**Task directions:** Rewrite the lines from the start through the line containing "list-item: Mercredi 09:00", replacing "day-label" with "weekday-label" and leaving everything else unchanged.

[Start]

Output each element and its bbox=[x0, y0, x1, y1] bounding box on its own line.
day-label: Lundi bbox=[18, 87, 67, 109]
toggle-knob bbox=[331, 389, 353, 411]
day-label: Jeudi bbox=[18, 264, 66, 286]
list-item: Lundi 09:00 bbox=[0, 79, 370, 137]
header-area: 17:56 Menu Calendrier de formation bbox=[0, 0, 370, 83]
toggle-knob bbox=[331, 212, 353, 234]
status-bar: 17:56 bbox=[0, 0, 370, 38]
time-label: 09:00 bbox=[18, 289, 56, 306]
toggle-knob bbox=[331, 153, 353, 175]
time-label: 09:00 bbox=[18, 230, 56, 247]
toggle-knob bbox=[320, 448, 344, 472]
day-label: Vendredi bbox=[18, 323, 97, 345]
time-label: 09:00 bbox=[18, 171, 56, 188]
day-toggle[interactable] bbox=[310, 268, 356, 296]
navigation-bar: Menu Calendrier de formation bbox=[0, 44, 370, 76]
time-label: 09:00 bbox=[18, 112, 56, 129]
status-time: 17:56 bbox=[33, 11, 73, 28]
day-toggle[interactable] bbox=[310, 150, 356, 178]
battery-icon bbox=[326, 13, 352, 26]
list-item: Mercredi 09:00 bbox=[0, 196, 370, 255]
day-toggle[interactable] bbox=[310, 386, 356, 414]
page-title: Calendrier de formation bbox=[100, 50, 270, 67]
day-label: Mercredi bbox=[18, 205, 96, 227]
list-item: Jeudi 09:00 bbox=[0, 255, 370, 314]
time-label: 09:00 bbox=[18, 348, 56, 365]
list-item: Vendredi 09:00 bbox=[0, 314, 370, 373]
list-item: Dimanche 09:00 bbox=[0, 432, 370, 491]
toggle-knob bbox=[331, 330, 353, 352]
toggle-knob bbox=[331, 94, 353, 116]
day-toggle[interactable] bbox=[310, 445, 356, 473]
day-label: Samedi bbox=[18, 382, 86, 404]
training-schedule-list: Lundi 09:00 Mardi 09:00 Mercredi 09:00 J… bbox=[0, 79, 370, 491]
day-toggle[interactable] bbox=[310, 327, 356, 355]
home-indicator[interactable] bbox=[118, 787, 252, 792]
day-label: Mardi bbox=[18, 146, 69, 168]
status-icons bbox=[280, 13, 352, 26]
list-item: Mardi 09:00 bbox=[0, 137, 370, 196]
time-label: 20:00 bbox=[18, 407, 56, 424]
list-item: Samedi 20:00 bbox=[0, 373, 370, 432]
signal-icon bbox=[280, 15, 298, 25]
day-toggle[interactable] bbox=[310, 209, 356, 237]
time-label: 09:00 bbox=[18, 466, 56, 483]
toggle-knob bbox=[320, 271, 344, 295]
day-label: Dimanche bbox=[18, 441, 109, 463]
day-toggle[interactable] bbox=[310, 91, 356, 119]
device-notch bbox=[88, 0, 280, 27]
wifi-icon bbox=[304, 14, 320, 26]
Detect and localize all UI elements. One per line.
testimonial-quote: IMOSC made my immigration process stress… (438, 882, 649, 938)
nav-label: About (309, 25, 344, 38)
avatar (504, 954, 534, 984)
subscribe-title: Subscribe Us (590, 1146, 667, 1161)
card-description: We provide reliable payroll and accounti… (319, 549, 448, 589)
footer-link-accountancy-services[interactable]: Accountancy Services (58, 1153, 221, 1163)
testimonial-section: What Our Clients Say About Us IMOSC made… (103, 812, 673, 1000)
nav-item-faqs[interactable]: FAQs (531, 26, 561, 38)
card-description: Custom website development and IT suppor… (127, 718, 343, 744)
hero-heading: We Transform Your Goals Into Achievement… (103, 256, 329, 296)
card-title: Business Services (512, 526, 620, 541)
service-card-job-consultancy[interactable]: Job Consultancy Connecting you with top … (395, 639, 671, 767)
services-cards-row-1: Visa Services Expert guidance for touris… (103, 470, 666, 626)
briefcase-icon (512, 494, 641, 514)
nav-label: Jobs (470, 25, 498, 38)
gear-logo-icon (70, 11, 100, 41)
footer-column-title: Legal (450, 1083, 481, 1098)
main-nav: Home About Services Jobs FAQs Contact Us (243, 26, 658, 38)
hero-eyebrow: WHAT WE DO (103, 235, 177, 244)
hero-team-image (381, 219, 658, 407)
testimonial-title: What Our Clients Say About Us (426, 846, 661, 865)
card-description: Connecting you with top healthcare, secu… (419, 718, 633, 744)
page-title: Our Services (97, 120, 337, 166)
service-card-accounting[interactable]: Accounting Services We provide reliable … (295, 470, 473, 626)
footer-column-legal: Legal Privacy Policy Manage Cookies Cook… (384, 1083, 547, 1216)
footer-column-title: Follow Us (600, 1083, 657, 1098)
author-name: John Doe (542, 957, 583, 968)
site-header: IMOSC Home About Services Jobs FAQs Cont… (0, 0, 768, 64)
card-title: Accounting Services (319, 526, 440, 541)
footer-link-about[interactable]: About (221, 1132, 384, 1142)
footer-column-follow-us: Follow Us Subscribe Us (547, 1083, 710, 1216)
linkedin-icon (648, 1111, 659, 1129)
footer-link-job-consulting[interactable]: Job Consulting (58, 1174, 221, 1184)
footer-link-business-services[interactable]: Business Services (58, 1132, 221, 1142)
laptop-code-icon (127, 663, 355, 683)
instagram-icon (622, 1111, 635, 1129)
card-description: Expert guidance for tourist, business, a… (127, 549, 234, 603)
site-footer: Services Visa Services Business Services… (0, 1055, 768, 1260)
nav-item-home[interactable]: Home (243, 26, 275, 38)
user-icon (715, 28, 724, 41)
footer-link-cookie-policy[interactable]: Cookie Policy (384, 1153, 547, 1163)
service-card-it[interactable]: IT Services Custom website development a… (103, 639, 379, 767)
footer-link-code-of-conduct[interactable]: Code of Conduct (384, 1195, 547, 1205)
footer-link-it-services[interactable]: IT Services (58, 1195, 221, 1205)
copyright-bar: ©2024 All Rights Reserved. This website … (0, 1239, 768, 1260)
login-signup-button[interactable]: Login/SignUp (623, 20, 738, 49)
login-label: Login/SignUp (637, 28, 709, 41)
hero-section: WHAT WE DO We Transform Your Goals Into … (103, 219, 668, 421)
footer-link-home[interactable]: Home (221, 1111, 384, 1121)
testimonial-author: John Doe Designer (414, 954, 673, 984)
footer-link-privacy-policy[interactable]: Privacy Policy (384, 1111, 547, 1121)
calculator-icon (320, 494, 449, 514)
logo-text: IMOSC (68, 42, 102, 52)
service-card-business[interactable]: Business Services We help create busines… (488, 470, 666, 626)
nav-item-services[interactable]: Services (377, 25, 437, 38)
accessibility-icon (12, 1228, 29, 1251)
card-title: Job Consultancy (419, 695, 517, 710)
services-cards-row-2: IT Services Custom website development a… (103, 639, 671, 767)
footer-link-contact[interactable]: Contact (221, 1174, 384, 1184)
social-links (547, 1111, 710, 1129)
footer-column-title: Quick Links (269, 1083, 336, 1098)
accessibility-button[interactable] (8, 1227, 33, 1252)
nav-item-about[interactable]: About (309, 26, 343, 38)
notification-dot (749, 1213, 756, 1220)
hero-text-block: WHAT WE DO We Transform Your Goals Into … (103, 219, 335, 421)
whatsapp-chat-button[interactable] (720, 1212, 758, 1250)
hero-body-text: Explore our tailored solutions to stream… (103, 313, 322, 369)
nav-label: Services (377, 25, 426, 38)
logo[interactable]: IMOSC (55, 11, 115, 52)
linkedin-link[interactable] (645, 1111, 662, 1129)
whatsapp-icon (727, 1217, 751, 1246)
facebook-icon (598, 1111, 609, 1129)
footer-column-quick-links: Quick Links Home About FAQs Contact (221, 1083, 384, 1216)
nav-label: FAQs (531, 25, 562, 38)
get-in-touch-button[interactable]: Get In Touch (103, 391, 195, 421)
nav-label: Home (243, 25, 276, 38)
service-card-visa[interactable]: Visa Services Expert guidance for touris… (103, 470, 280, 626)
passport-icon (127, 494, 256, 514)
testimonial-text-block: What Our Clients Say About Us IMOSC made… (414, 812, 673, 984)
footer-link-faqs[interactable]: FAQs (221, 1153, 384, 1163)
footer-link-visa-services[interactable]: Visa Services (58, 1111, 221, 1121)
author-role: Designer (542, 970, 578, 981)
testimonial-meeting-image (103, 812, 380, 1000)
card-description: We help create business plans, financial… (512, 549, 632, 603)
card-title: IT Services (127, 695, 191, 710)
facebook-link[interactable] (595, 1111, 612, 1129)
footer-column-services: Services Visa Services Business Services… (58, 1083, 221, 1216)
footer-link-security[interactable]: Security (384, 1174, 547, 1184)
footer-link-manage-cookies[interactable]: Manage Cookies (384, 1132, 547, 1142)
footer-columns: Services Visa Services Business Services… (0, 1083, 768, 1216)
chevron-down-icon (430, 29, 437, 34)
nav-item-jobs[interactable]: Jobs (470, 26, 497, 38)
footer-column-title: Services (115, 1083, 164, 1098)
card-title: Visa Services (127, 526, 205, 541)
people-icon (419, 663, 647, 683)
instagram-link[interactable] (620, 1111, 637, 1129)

[End]

**Exercise solution:**
Output each element and its bbox=[x0, y0, x1, y1] bounding box on its own line.
weekday-label: Lundi bbox=[18, 87, 67, 109]
toggle-knob bbox=[331, 389, 353, 411]
weekday-label: Jeudi bbox=[18, 264, 66, 286]
list-item: Lundi 09:00 bbox=[0, 79, 370, 137]
header-area: 17:56 Menu Calendrier de formation bbox=[0, 0, 370, 83]
toggle-knob bbox=[331, 212, 353, 234]
status-bar: 17:56 bbox=[0, 0, 370, 38]
time-label: 09:00 bbox=[18, 289, 56, 306]
toggle-knob bbox=[331, 153, 353, 175]
time-label: 09:00 bbox=[18, 230, 56, 247]
toggle-knob bbox=[320, 448, 344, 472]
weekday-label: Vendredi bbox=[18, 323, 97, 345]
time-label: 09:00 bbox=[18, 171, 56, 188]
day-toggle[interactable] bbox=[310, 268, 356, 296]
navigation-bar: Menu Calendrier de formation bbox=[0, 44, 370, 76]
time-label: 09:00 bbox=[18, 112, 56, 129]
status-time: 17:56 bbox=[33, 11, 73, 28]
day-toggle[interactable] bbox=[310, 150, 356, 178]
battery-icon bbox=[326, 13, 352, 26]
list-item: Mercredi 09:00 bbox=[0, 196, 370, 255]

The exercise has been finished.